— start of RECORD SET —
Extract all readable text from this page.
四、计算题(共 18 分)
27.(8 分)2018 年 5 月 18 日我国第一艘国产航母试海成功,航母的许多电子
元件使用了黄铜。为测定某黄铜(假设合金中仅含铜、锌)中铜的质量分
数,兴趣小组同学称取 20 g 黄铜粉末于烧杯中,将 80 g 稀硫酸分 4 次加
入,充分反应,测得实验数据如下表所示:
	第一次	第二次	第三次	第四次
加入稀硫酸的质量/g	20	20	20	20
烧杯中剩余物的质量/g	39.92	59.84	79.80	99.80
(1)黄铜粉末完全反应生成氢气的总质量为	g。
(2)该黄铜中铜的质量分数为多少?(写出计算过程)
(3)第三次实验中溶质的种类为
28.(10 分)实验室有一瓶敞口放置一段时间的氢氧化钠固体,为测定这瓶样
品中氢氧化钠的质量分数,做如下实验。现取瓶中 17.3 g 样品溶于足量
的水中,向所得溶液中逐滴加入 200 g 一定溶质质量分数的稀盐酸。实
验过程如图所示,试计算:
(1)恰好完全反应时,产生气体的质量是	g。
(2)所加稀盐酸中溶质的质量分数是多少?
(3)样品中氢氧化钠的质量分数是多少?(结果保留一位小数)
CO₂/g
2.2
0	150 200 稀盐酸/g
— end of RECORD SET —
## TASK REQUIREMENTS:
Set down each entry again, unchanged.

## RESULT FOR THIS TASK:
Extract all readable text from this page.
四、计算题(共 18 分)
27.(8 分)2018 年 5 月 18 日我国第一艘国产航母试海成功,航母的许多电子
元件使用了黄铜。为测定某黄铜(假设合金中仅含铜、锌)中铜的质量分
数,兴趣小组同学称取 20 g 黄铜粉末于烧杯中,将 80 g 稀硫酸分 4 次加
入,充分反应,测得实验数据如下表所示:
	第一次	第二次	第三次	第四次
加入稀硫酸的质量/g	20	20	20	20
烧杯中剩余物的质量/g	39.92	59.84	79.80	99.80
(1)黄铜粉末完全反应生成氢气的总质量为	g。
(2)该黄铜中铜的质量分数为多少?(写出计算过程)
(3)第三次实验中溶质的种类为
28.(10 分)实验室有一瓶敞口放置一段时间的氢氧化钠固体,为测定这瓶样
品中氢氧化钠的质量分数,做如下实验。现取瓶中 17.3 g 样品溶于足量
的水中,向所得溶液中逐滴加入 200 g 一定溶质质量分数的稀盐酸。实
验过程如图所示,试计算:
(1)恰好完全反应时,产生气体的质量是	g。
(2)所加稀盐酸中溶质的质量分数是多少?
(3)样品中氢氧化钠的质量分数是多少?(结果保留一位小数)
CO₂/g
2.2
0	150 200 稀盐酸/g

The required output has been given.